Short problem:
The answer is one number: how many lines hold the string "text".
-----
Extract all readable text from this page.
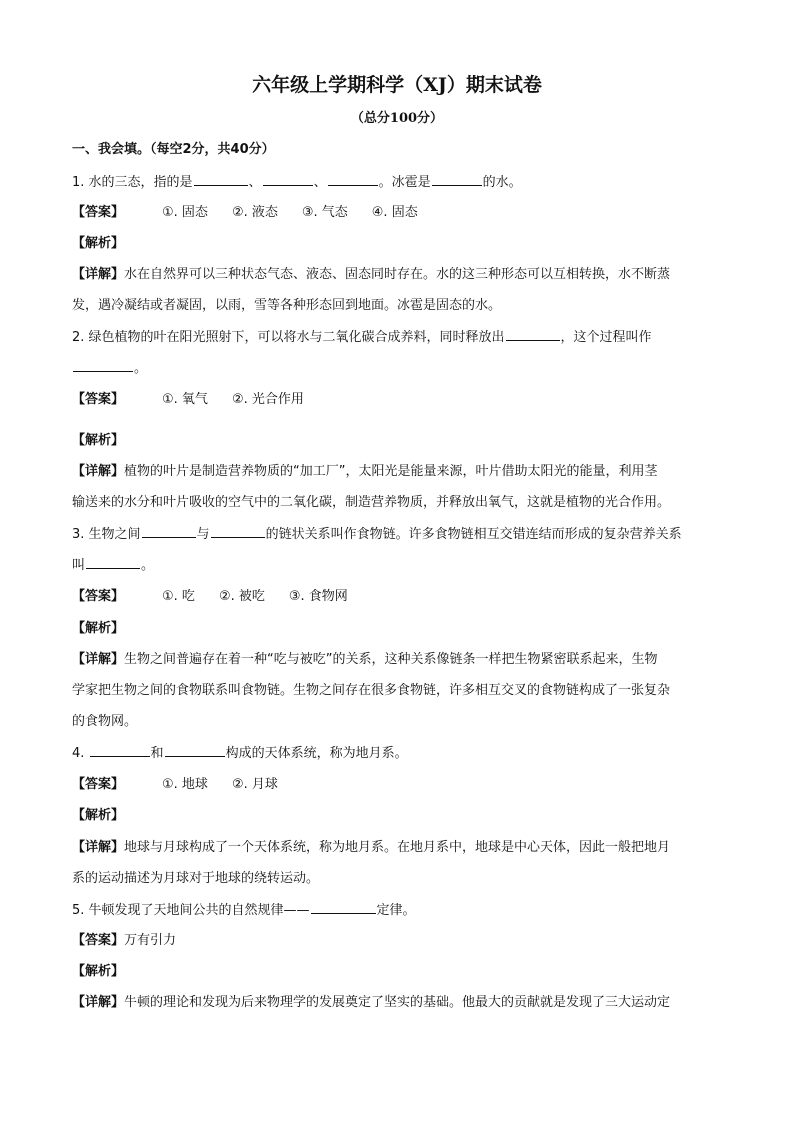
六年级上学期科学（XJ）期末试卷
（总分100分）
一、我会填。（每空2分，共40分）
1. 水的三态，指的是	、	、	。冰雹是	的水。
【答案】	①. 固态 ②. 液态 ③. 气态 ④. 固态
【解析】
【详解】水在自然界可以三种状态气态、液态、固态同时存在。水的这三种形态可以互相转换，水不断蒸
发，遇冷凝结或者凝固，以雨，雪等各种形态回到地面。冰雹是固态的水。
2. 绿色植物的叶在阳光照射下，可以将水与二氧化碳合成养料，同时释放出	，这个过程叫作
。
【答案】	①. 氧气 ②. 光合作用
【解析】
【详解】植物的叶片是制造营养物质的“加工厂”，太阳光是能量来源，叶片借助太阳光的能量，利用茎
输送来的水分和叶片吸收的空气中的二氧化碳，制造营养物质，并释放出氧气，这就是植物的光合作用。
3. 生物之间	与	的链状关系叫作食物链。许多食物链相互交错连结而形成的复杂营养关系
叫	。
【答案】	①. 吃 ②. 被吃 ③. 食物网
【解析】
【详解】生物之间普遍存在着一种“吃与被吃”的关系，这种关系像链条一样把生物紧密联系起来，生物
学家把生物之间的食物联系叫食物链。生物之间存在很多食物链，许多相互交叉的食物链构成了一张复杂
的食物网。
4.	和	构成的天体系统，称为地月系。
【答案】	①. 地球 ②. 月球
【解析】
【详解】地球与月球构成了一个天体系统，称为地月系。在地月系中，地球是中心天体，因此一般把地月
系的运动描述为月球对于地球的绕转运动。
5. 牛顿发现了天地间公共的自然规律——	定律。
【答案】万有引力
【解析】
【详解】牛顿的理论和发现为后来物理学的发展奠定了坚实的基础。他最大的贡献就是发现了三大运动定
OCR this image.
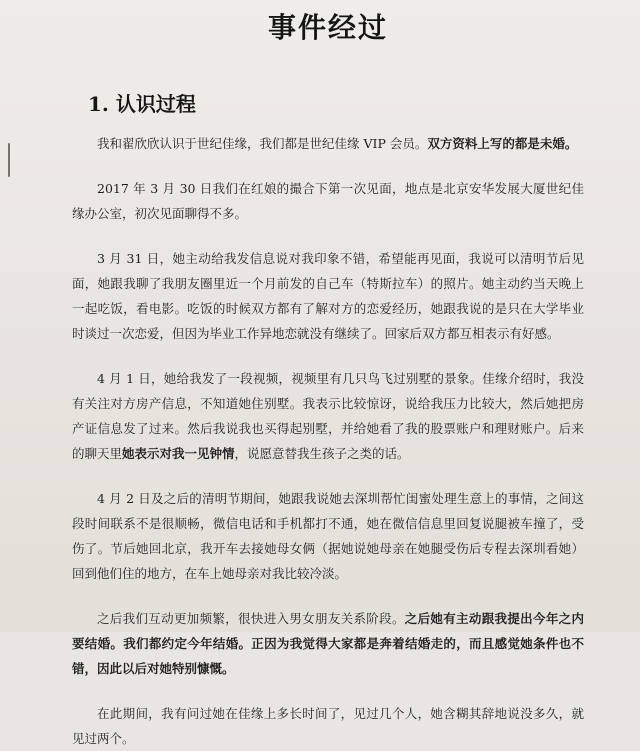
事件经过
1. 认识过程

我和翟欣欣认识于世纪佳缘，我们都是世纪佳缘 VIP 会员。双方资料上写的都是未婚。

2017 年 3 月 30 日我们在红娘的撮合下第一次见面，地点是北京安华发展大厦世纪佳缘办公室，初次见面聊得不多。

3 月 31 日，她主动给我发信息说对我印象不错，希望能再见面，我说可以清明节后见面，她跟我聊了我朋友圈里近一个月前发的自己车（特斯拉车）的照片。她主动约当天晚上一起吃饭，看电影。吃饭的时候双方都有了解对方的恋爱经历，她跟我说的是只在大学毕业时谈过一次恋爱，但因为毕业工作异地恋就没有继续了。回家后双方都互相表示有好感。

4 月 1 日，她给我发了一段视频，视频里有几只鸟飞过别墅的景象。佳缘介绍时，我没有关注对方房产信息，不知道她住别墅。我表示比较惊讶，说给我压力比较大，然后她把房产证信息发了过来。然后我说我也买得起别墅，并给她看了我的股票账户和理财账户。后来的聊天里她表示对我一见钟情，说愿意替我生孩子之类的话。

4 月 2 日及之后的清明节期间，她跟我说她去深圳帮忙闺蜜处理生意上的事情，之间这段时间联系不是很顺畅，微信电话和手机都打不通，她在微信信息里回复说腿被车撞了，受伤了。节后她回北京，我开车去接她母女俩（据她说她母亲在她腿受伤后专程去深圳看她）回到他们住的地方，在车上她母亲对我比较冷淡。

之后我们互动更加频繁，很快进入男女朋友关系阶段。之后她有主动跟我提出今年之内要结婚。我们都约定今年结婚。正因为我觉得大家都是奔着结婚走的，而且感觉她条件也不错，因此以后对她特别慷慨。

在此期间，我有问过她在佳缘上多长时间了，见过几个人，她含糊其辞地说没多久，就见过两个。
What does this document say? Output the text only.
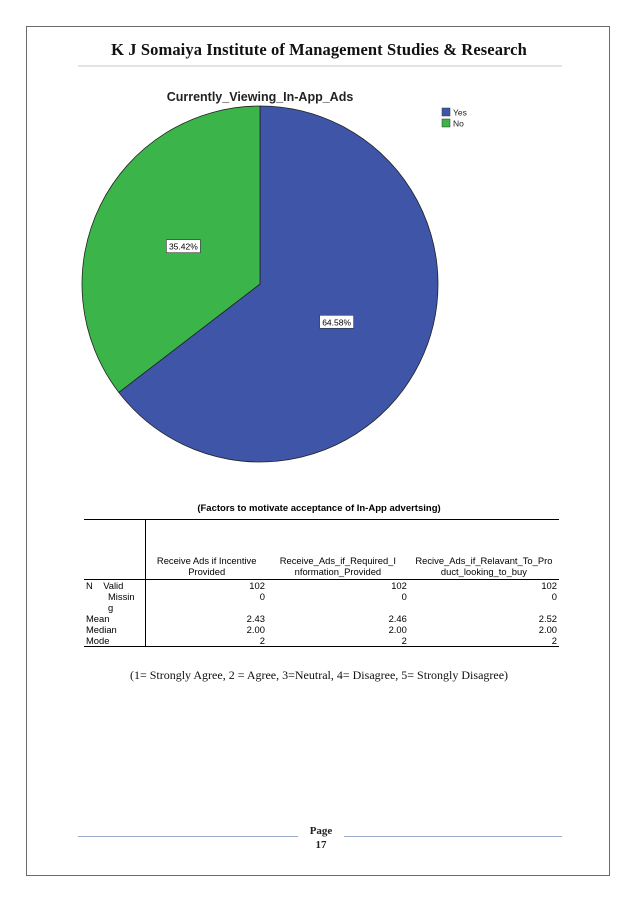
K J Somaiya Institute of Management Studies & Research
Currently_Viewing_In-App_Ads
64.58%
35.42%
Yes
No
(Factors to motivate acceptance of In-App advertsing)
	Receive Ads if Incentive Provided	Receive_Ads_if_Required_I nformation_Provided	Recive_Ads_if_Relavant_To_Pro duct_looking_to_buy
N Valid	102	102	102

Missin g	0	0	0
Mean	2.43	2.46	2.52
Median	2.00	2.00	2.00
Mode	2	2	2
(1= Strongly Agree, 2 = Agree, 3=Neutral, 4= Disagree, 5= Strongly Disagree)
Page
17
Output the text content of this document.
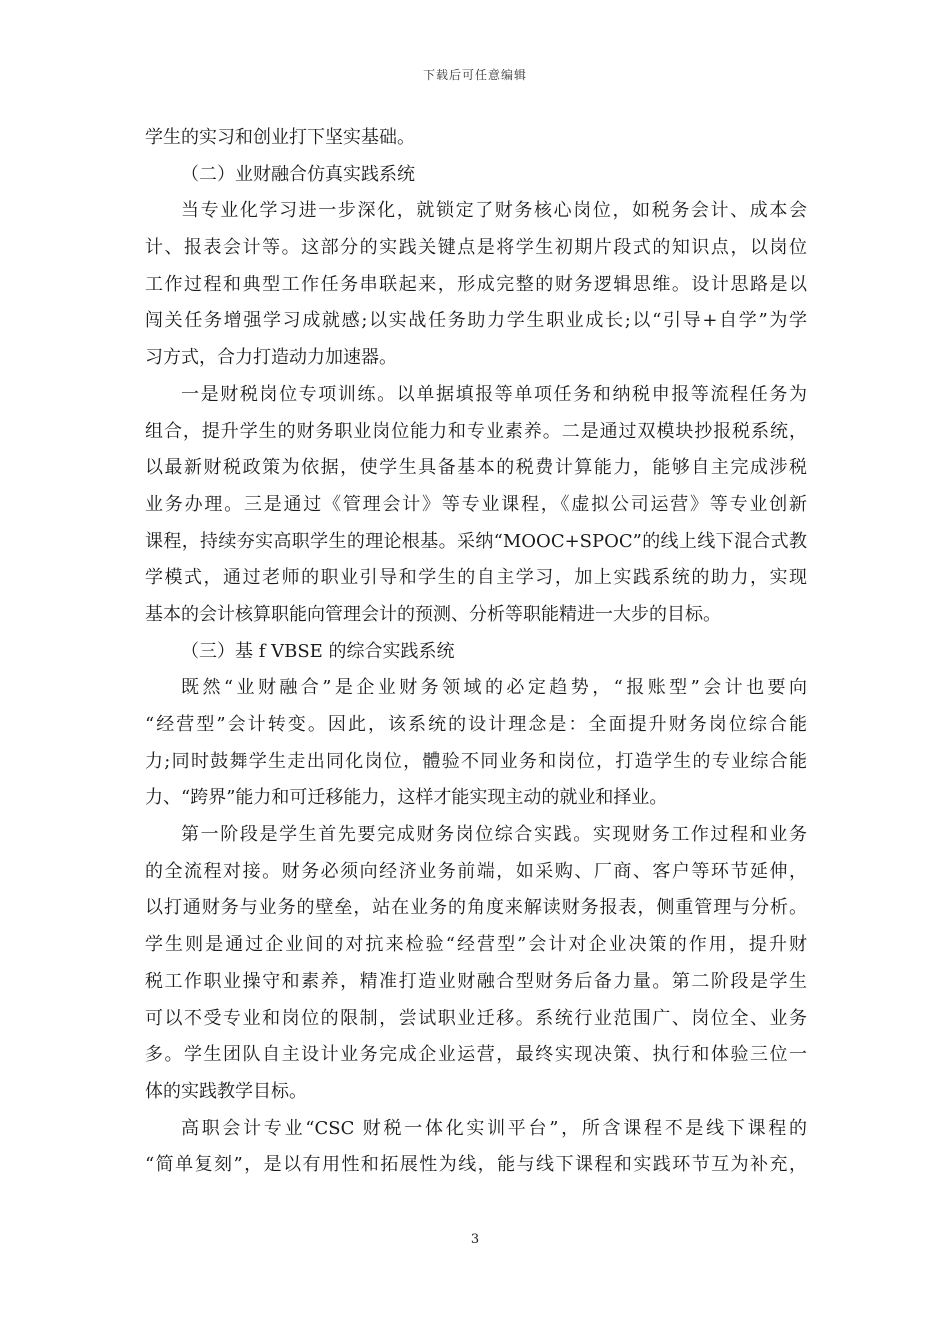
下载后可任意编辑
学生的实习和创业打下坚实基础。
（二）业财融合仿真实践系统
当专业化学习进一步深化，就锁定了财务核心岗位，如税务会计、成本会
计、报表会计等。这部分的实践关键点是将学生初期片段式的知识点，以岗位
工作过程和典型工作任务串联起来，形成完整的财务逻辑思维。设计思路是以
闯关任务增强学习成就感;以实战任务助力学生职业成长;以“引导+自学”为学
习方式，合力打造动力加速器。
一是财税岗位专项训练。以单据填报等单项任务和纳税申报等流程任务为
组合，提升学生的财务职业岗位能力和专业素养。二是通过双模块抄报税系统，
以最新财税政策为依据，使学生具备基本的税费计算能力，能够自主完成涉税
业务办理。三是通过《管理会计》等专业课程，《虚拟公司运营》等专业创新
课程，持续夯实高职学生的理论根基。采纳“MOOC+SPOC”的线上线下混合式教
学模式，通过老师的职业引导和学生的自主学习，加上实践系统的助力，实现
基本的会计核算职能向管理会计的预测、分析等职能精进一大步的目标。
（三）基 f VBSE 的综合实践系统
既然“业财融合”是企业财务领域的必定趋势，“报账型”会计也要向
“经营型”会计转变。因此，该系统的设计理念是：全面提升财务岗位综合能
力;同时鼓舞学生走出同化岗位，體验不同业务和岗位，打造学生的专业综合能
力、“跨界”能力和可迁移能力，这样才能实现主动的就业和择业。
第一阶段是学生首先要完成财务岗位综合实践。实现财务工作过程和业务
的全流程对接。财务必须向经济业务前端，如采购、厂商、客户等环节延伸，
以打通财务与业务的壁垒，站在业务的角度来解读财务报表，侧重管理与分析。
学生则是通过企业间的对抗来检验“经营型”会计对企业决策的作用，提升财
税工作职业操守和素养，精准打造业财融合型财务后备力量。第二阶段是学生
可以不受专业和岗位的限制，尝试职业迁移。系统行业范围广、岗位全、业务
多。学生团队自主设计业务完成企业运营，最终实现决策、执行和体验三位一
体的实践教学目标。
高职会计专业“CSC 财税一体化实训平台”，所含课程不是线下课程的
“简单复刻”，是以有用性和拓展性为线，能与线下课程和实践环节互为补充，
3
-----
Exercise result:
3